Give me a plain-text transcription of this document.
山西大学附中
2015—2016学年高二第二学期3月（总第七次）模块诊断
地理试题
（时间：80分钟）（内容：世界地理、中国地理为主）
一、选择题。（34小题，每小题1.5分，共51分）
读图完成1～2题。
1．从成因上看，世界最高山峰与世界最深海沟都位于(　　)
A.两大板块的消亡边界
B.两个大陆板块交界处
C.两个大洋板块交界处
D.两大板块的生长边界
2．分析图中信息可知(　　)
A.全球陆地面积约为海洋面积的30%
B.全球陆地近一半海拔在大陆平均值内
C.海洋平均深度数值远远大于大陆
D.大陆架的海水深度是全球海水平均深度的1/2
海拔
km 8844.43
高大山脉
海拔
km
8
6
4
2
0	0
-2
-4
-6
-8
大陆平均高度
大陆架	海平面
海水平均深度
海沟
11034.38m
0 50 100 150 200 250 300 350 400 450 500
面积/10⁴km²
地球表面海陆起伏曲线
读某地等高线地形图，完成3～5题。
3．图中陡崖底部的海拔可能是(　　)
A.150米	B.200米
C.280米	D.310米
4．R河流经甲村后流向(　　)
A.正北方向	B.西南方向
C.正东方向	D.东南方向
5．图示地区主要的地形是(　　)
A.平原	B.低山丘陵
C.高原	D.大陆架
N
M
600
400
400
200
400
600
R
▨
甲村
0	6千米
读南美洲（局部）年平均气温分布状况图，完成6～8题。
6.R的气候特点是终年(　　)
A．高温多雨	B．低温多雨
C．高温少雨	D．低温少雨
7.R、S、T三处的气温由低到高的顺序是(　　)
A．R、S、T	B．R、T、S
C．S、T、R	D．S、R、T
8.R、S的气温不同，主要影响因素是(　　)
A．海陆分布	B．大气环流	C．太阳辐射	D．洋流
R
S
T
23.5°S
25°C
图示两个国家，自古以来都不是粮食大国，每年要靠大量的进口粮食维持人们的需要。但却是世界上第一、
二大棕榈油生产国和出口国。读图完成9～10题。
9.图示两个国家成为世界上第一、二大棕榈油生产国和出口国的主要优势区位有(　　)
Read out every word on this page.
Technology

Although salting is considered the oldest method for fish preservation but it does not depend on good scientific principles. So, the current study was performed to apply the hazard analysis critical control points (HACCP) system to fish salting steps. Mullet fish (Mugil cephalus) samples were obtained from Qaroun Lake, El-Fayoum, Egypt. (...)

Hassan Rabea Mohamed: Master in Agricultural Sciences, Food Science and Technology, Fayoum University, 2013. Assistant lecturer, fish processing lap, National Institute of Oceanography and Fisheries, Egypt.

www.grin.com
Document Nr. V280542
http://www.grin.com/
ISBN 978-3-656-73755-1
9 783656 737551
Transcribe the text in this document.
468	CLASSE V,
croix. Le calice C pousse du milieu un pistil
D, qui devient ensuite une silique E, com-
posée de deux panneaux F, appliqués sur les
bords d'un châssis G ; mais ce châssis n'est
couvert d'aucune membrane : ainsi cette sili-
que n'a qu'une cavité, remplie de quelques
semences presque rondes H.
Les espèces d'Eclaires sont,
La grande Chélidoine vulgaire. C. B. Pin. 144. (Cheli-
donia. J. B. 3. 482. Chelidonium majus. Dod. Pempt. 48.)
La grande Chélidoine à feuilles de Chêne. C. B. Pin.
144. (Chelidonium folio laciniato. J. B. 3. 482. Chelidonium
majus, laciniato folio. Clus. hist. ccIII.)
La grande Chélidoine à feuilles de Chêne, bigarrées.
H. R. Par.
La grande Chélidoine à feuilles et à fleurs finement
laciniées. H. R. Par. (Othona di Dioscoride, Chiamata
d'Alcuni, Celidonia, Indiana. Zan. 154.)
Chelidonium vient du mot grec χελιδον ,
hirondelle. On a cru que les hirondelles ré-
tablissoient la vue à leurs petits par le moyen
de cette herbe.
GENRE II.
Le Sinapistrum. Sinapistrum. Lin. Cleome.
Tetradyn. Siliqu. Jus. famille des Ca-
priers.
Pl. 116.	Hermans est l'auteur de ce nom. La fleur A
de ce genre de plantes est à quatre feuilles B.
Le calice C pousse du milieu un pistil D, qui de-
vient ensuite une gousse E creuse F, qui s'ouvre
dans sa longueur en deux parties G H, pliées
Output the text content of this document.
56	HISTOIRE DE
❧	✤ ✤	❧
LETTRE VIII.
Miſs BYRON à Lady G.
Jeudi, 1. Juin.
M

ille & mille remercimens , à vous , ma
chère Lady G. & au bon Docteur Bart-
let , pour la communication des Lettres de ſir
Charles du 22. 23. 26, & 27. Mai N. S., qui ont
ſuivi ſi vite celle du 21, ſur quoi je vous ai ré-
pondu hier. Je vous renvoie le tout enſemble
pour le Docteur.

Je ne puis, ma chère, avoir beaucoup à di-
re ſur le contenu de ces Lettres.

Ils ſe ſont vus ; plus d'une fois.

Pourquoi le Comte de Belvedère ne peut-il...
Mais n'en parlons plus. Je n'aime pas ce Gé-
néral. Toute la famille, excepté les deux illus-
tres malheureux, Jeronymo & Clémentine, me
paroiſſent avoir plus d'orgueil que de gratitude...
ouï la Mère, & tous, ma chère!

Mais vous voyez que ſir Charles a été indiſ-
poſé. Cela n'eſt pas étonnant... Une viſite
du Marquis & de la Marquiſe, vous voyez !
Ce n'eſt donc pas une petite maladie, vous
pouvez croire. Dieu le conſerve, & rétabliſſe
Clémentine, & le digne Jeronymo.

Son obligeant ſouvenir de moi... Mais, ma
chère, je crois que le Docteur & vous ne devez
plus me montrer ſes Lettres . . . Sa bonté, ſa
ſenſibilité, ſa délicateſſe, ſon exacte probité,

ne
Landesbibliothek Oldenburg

========================================================================

▸ **Task requirements**
Restate the whole listing exactly.

▸ **Completed exercise**
Give me a plain-text transcription of this document.
山西大学附中
2015—2016学年高二第二学期3月（总第七次）模块诊断
地理试题
（时间：80分钟）（内容：世界地理、中国地理为主）
一、选择题。（34小题，每小题1.5分，共51分）
读图完成1～2题。
1．从成因上看，世界最高山峰与世界最深海沟都位于(　　)
A.两大板块的消亡边界
B.两个大陆板块交界处
C.两个大洋板块交界处
D.两大板块的生长边界
2．分析图中信息可知(　　)
A.全球陆地面积约为海洋面积的30%
B.全球陆地近一半海拔在大陆平均值内
C.海洋平均深度数值远远大于大陆
D.大陆架的海水深度是全球海水平均深度的1/2
海拔
km 8844.43
高大山脉
海拔
km
8
6
4
2
0	0
-2
-4
-6
-8
大陆平均高度
大陆架	海平面
海水平均深度
海沟
11034.38m
0 50 100 150 200 250 300 350 400 450 500
面积/10⁴km²
地球表面海陆起伏曲线
读某地等高线地形图，完成3～5题。
3．图中陡崖底部的海拔可能是(　　)
A.150米	B.200米
C.280米	D.310米
4．R河流经甲村后流向(　　)
A.正北方向	B.西南方向
C.正东方向	D.东南方向
5．图示地区主要的地形是(　　)
A.平原	B.低山丘陵
C.高原	D.大陆架
N
M
600
400
400
200
400
600
R
▨
甲村
0	6千米
读南美洲（局部）年平均气温分布状况图，完成6～8题。
6.R的气候特点是终年(　　)
A．高温多雨	B．低温多雨
C．高温少雨	D．低温少雨
7.R、S、T三处的气温由低到高的顺序是(　　)
A．R、S、T	B．R、T、S
C．S、T、R	D．S、R、T
8.R、S的气温不同，主要影响因素是(　　)
A．海陆分布	B．大气环流	C．太阳辐射	D．洋流
R
S
T
23.5°S
25°C
图示两个国家，自古以来都不是粮食大国，每年要靠大量的进口粮食维持人们的需要。但却是世界上第一、
二大棕榈油生产国和出口国。读图完成9～10题。
9.图示两个国家成为世界上第一、二大棕榈油生产国和出口国的主要优势区位有(　　)
Read out every word on this page.
Technology

Although salting is considered the oldest method for fish preservation but it does not depend on good scientific principles. So, the current study was performed to apply the hazard analysis critical control points (HACCP) system to fish salting steps. Mullet fish (Mugil cephalus) samples were obtained from Qaroun Lake, El-Fayoum, Egypt. (...)

Hassan Rabea Mohamed: Master in Agricultural Sciences, Food Science and Technology, Fayoum University, 2013. Assistant lecturer, fish processing lap, National Institute of Oceanography and Fisheries, Egypt.

www.grin.com
Document Nr. V280542
http://www.grin.com/
ISBN 978-3-656-73755-1
9 783656 737551
Transcribe the text in this document.
468	CLASSE V,
croix. Le calice C pousse du milieu un pistil
D, qui devient ensuite une silique E, com-
posée de deux panneaux F, appliqués sur les
bords d'un châssis G ; mais ce châssis n'est
couvert d'aucune membrane : ainsi cette sili-
que n'a qu'une cavité, remplie de quelques
semences presque rondes H.
Les espèces d'Eclaires sont,
La grande Chélidoine vulgaire. C. B. Pin. 144. (Cheli-
donia. J. B. 3. 482. Chelidonium majus. Dod. Pempt. 48.)
La grande Chélidoine à feuilles de Chêne. C. B. Pin.
144. (Chelidonium folio laciniato. J. B. 3. 482. Chelidonium
majus, laciniato folio. Clus. hist. ccIII.)
La grande Chélidoine à feuilles de Chêne, bigarrées.
H. R. Par.
La grande Chélidoine à feuilles et à fleurs finement
laciniées. H. R. Par. (Othona di Dioscoride, Chiamata
d'Alcuni, Celidonia, Indiana. Zan. 154.)
Chelidonium vient du mot grec χελιδον ,
hirondelle. On a cru que les hirondelles ré-
tablissoient la vue à leurs petits par le moyen
de cette herbe.
GENRE II.
Le Sinapistrum. Sinapistrum. Lin. Cleome.
Tetradyn. Siliqu. Jus. famille des Ca-
priers.
Pl. 116.	Hermans est l'auteur de ce nom. La fleur A
de ce genre de plantes est à quatre feuilles B.
Le calice C pousse du milieu un pistil D, qui de-
vient ensuite une gousse E creuse F, qui s'ouvre
dans sa longueur en deux parties G H, pliées
Output the text content of this document.
56	HISTOIRE DE
❧	✤ ✤	❧
LETTRE VIII.
Miſs BYRON à Lady G.
Jeudi, 1. Juin.
M

ille & mille remercimens , à vous , ma
chère Lady G. & au bon Docteur Bart-
let , pour la communication des Lettres de ſir
Charles du 22. 23. 26, & 27. Mai N. S., qui ont
ſuivi ſi vite celle du 21, ſur quoi je vous ai ré-
pondu hier. Je vous renvoie le tout enſemble
pour le Docteur.

Je ne puis, ma chère, avoir beaucoup à di-
re ſur le contenu de ces Lettres.

Ils ſe ſont vus ; plus d'une fois.

Pourquoi le Comte de Belvedère ne peut-il...
Mais n'en parlons plus. Je n'aime pas ce Gé-
néral. Toute la famille, excepté les deux illus-
tres malheureux, Jeronymo & Clémentine, me
paroiſſent avoir plus d'orgueil que de gratitude...
ouï la Mère, & tous, ma chère!

Mais vous voyez que ſir Charles a été indiſ-
poſé. Cela n'eſt pas étonnant... Une viſite
du Marquis & de la Marquiſe, vous voyez !
Ce n'eſt donc pas une petite maladie, vous
pouvez croire. Dieu le conſerve, & rétabliſſe
Clémentine, & le digne Jeronymo.

Son obligeant ſouvenir de moi... Mais, ma
chère, je crois que le Docteur & vous ne devez
plus me montrer ſes Lettres . . . Sa bonté, ſa
ſenſibilité, ſa délicateſſe, ſon exacte probité,

ne
Landesbibliothek Oldenburg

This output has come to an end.